REQUIRED WORK: Determine the number of lines containing the word "Сільське". Reply with it and nothing else.
# START OF INFORMATION SUPPLIED
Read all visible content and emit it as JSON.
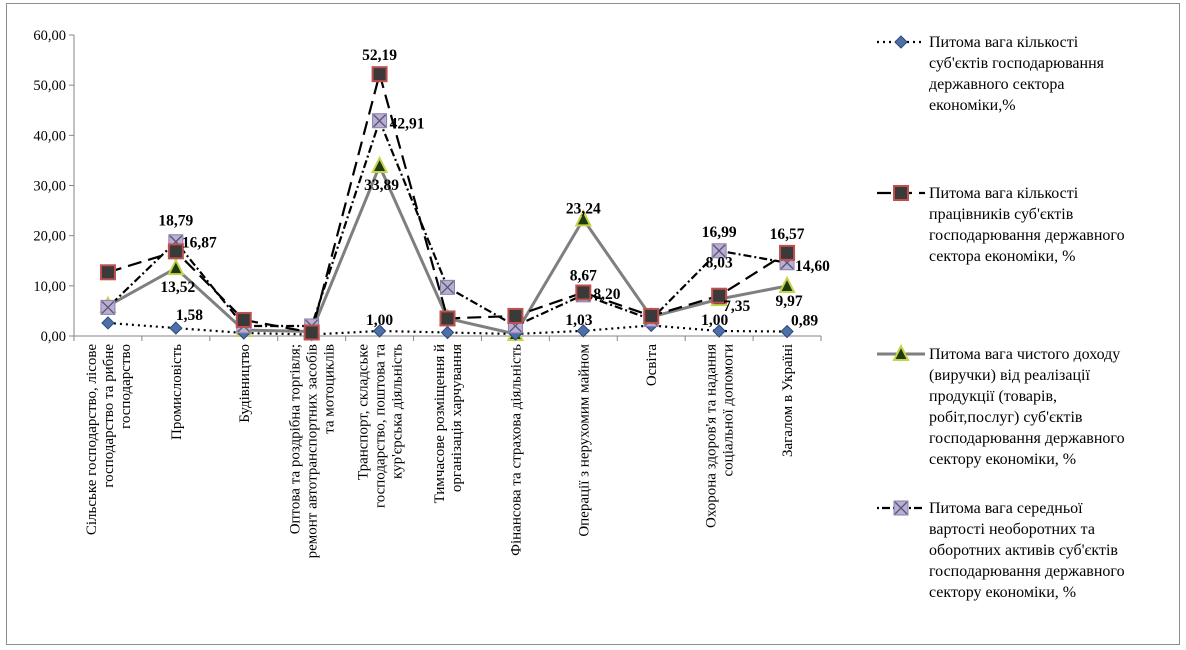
{
  "chart_data": {
    "type": "line",
    "categories": [
      "Сільське господарство, лісове господарство та рибне господарство",
      "Промисловість",
      "Будівництво",
      "Оптова та роздрібна торгівля; ремонт автотранспортних засобів та мотоциклів",
      "Транспорт, складське господарство, поштова та кур'єрська діяльність",
      "Тимчасове розміщення й організація харчування",
      "Фінансова та страхова діяльність",
      "Операції з нерухомим майном",
      "Освіта",
      "Охорона здоров'я та надання соціальної допомоги",
      "Загалом в Україні"
    ],
    "category_lines": [
      [
        "Сільське господарство, лісове",
        "господарство та рибне",
        "господарство"
      ],
      [
        "Промисловість"
      ],
      [
        "Будівництво"
      ],
      [
        "Оптова та роздрібна торгівля;",
        "ремонт автотранспортних засобів",
        "та мотоциклів"
      ],
      [
        "Транспорт, складське",
        "господарство, поштова та",
        "кур'єрська діяльність"
      ],
      [
        "Тимчасове розміщення й",
        "організація харчування"
      ],
      [
        "Фінансова та страхова діяльність"
      ],
      [
        "Операції з нерухомим майном"
      ],
      [
        "Освіта"
      ],
      [
        "Охорона здоров'я та надання",
        "соціальної допомоги"
      ],
      [
        "Загалом в Україні"
      ]
    ],
    "ylim": [
      0,
      60
    ],
    "yticks": [
      "0,00",
      "10,00",
      "20,00",
      "30,00",
      "40,00",
      "50,00",
      "60,00"
    ],
    "grid": false,
    "legend_position": "right",
    "series": [
      {
        "name": "Питома вага кількості суб'єктів господарювання державного сектора економіки,%",
        "legend_lines": [
          "Питома вага кількості",
          "суб'єктів господарювання",
          "державного сектора",
          "економіки,%"
        ],
        "values": [
          2.6,
          1.58,
          0.6,
          0.3,
          1.0,
          0.7,
          0.4,
          1.03,
          2.1,
          1.0,
          0.89
        ],
        "labels": [
          "",
          "1,58",
          "",
          "",
          "1,00",
          "",
          "",
          "1,03",
          "",
          "1,00",
          "0,89"
        ],
        "color": "#1f497d",
        "line_color": "#000000",
        "marker": "diamond",
        "marker_fill": "#4f6fa8",
        "dash": "2,4"
      },
      {
        "name": "Питома вага кількості працівників суб'єктів господарювання державного сектора економіки, %",
        "legend_lines": [
          "Питома вага кількості",
          "працівників  суб'єктів",
          "господарювання державного",
          "сектора економіки, %"
        ],
        "values": [
          12.7,
          16.87,
          3.2,
          0.7,
          52.19,
          3.5,
          4.0,
          8.67,
          4.0,
          8.03,
          16.57
        ],
        "labels": [
          "",
          "16,87",
          "",
          "",
          "52,19",
          "",
          "",
          "8,67",
          "",
          "8,03",
          "16,57"
        ],
        "color": "#c0504d",
        "line_color": "#000000",
        "marker": "square",
        "marker_fill": "#3a3a3a",
        "dash": "14,7"
      },
      {
        "name": "Питома вага чистого доходу (виручки) від реалізації продукції (товарів, робіт,послуг) суб'єктів господарювання державного сектору економіки, %",
        "legend_lines": [
          "Питома вага чистого доходу",
          "(виручки) від реалізації",
          "продукції (товарів,",
          "робіт,послуг) суб'єктів",
          "господарювання державного",
          "сектору економіки, %"
        ],
        "values": [
          6.0,
          13.52,
          1.2,
          0.9,
          33.89,
          3.5,
          0.4,
          23.24,
          3.8,
          7.35,
          9.97
        ],
        "labels": [
          "",
          "13,52",
          "",
          "",
          "33,89",
          "",
          "",
          "23,24",
          "",
          "7,35",
          "9,97"
        ],
        "color": "#808080",
        "line_color": "#7f7f7f",
        "marker": "triangle",
        "marker_fill": "#1e3a10",
        "dash": ""
      },
      {
        "name": "Питома вага середньої вартості необоротних та оборотних активів суб'єктів господарювання державного сектору економіки, %",
        "legend_lines": [
          "Питома вага середньої",
          "вартості необоротних та",
          "оборотних активів суб'єктів",
          "господарювання державного",
          "сектору економіки, %"
        ],
        "values": [
          5.7,
          18.79,
          2.0,
          2.0,
          42.91,
          9.7,
          2.0,
          8.2,
          3.3,
          16.99,
          14.6
        ],
        "labels": [
          "",
          "18,79",
          "",
          "",
          "42,91",
          "",
          "",
          "8,20",
          "",
          "16,99",
          "14,60"
        ],
        "color": "#b7a6c9",
        "line_color": "#000000",
        "marker": "xsquare",
        "marker_fill": "#b9aed3",
        "dash": "2,3,8,3"
      }
    ]
  }
}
# END OF INFORMATION SUPPLIED
PROBLEM SOLUTION: 2